**Problem to solve:** Filter for the word "Atlantic" and keep each matching line.

**Items:**
%%

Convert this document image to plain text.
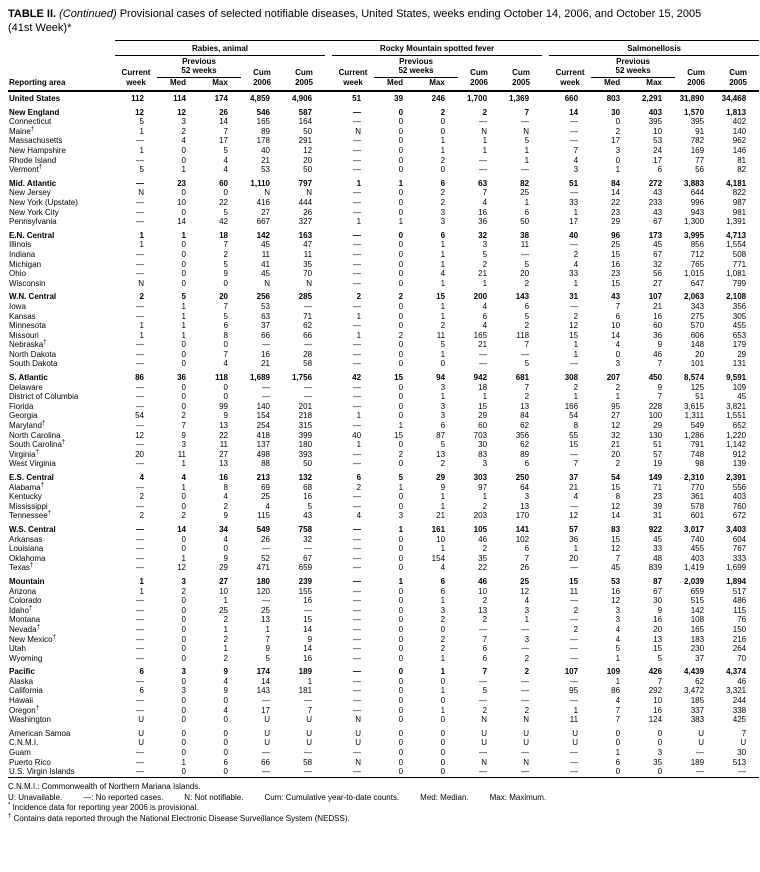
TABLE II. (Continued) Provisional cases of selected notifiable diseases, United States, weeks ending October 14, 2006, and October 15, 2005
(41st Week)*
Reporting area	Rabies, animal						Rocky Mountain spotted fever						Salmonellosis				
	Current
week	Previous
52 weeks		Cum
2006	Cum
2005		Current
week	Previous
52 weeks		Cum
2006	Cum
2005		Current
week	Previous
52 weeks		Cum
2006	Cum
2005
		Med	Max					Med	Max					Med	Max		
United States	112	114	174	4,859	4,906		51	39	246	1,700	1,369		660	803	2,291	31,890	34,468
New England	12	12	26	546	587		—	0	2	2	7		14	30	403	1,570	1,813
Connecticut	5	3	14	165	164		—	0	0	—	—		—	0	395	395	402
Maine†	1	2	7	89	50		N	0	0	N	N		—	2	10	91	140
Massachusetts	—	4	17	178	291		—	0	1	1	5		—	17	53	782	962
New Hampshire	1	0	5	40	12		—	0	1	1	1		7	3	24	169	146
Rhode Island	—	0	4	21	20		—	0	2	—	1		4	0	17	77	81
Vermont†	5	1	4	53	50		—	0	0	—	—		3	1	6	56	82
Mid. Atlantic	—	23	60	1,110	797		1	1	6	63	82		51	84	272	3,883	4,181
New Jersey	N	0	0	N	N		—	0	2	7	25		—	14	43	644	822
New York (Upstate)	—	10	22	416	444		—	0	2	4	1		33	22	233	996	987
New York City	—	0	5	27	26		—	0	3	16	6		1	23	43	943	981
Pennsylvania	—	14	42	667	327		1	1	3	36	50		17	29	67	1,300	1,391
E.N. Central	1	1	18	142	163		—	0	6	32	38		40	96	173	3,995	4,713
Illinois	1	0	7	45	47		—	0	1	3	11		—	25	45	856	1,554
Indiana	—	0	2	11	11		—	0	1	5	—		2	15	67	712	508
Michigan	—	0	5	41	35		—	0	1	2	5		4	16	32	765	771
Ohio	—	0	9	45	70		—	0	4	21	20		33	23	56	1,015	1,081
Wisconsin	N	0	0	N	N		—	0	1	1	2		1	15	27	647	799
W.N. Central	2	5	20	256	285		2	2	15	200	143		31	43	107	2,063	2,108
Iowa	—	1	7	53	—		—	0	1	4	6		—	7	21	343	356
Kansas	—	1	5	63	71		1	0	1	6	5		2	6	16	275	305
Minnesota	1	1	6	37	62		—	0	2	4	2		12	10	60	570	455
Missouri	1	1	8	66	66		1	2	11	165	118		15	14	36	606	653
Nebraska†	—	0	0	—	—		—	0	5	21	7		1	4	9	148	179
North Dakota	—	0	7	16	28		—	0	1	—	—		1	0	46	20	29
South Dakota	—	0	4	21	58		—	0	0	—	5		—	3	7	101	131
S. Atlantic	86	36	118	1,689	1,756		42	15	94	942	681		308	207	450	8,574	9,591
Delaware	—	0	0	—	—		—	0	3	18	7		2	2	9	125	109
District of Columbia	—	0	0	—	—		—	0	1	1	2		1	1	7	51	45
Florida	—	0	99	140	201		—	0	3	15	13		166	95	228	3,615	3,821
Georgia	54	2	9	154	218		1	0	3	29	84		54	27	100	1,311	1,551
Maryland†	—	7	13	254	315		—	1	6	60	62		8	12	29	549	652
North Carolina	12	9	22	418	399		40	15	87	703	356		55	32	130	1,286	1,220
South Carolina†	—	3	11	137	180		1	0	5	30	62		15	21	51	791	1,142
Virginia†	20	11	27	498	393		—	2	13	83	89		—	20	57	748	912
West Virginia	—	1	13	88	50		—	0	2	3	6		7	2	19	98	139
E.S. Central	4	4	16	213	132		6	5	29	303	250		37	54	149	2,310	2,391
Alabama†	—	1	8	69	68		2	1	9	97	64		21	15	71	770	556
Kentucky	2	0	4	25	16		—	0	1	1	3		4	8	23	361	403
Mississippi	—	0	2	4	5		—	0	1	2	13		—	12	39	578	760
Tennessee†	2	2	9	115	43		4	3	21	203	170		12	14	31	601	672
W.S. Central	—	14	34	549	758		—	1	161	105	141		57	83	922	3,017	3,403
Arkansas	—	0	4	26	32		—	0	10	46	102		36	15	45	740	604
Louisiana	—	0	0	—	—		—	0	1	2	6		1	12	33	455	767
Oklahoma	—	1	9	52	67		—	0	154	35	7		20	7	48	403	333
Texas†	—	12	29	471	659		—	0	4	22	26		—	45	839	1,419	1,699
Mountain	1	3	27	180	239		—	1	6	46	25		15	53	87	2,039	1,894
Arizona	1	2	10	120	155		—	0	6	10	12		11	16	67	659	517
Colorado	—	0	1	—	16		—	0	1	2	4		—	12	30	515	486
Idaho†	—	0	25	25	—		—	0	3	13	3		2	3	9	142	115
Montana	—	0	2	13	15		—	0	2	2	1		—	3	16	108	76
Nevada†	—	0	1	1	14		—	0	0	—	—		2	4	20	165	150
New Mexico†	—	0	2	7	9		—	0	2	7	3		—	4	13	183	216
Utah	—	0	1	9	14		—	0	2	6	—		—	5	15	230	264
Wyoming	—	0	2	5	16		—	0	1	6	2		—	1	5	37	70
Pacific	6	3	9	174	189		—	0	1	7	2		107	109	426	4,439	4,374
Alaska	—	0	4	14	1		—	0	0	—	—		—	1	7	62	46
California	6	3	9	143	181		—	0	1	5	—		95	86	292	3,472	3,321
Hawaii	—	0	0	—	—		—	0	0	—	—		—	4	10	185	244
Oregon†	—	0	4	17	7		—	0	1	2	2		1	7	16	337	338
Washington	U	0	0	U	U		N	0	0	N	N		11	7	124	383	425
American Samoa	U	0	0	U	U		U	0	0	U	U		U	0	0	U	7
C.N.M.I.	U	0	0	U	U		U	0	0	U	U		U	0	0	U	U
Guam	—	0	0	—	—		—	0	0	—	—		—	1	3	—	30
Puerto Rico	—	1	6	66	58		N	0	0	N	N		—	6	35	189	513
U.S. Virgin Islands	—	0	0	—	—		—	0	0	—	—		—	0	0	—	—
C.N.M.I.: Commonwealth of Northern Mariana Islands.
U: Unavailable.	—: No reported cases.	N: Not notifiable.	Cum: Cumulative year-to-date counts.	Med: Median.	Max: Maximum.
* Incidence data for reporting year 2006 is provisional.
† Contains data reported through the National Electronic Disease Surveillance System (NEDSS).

%%

**Answer:**
Mid. Atlantic	—	23	60	1,110	797		1	1	6	63	82		51	84	272	3,883	4,181
S. Atlantic	86	36	118	1,689	1,756		42	15	94	942	681		308	207	450	8,574	9,591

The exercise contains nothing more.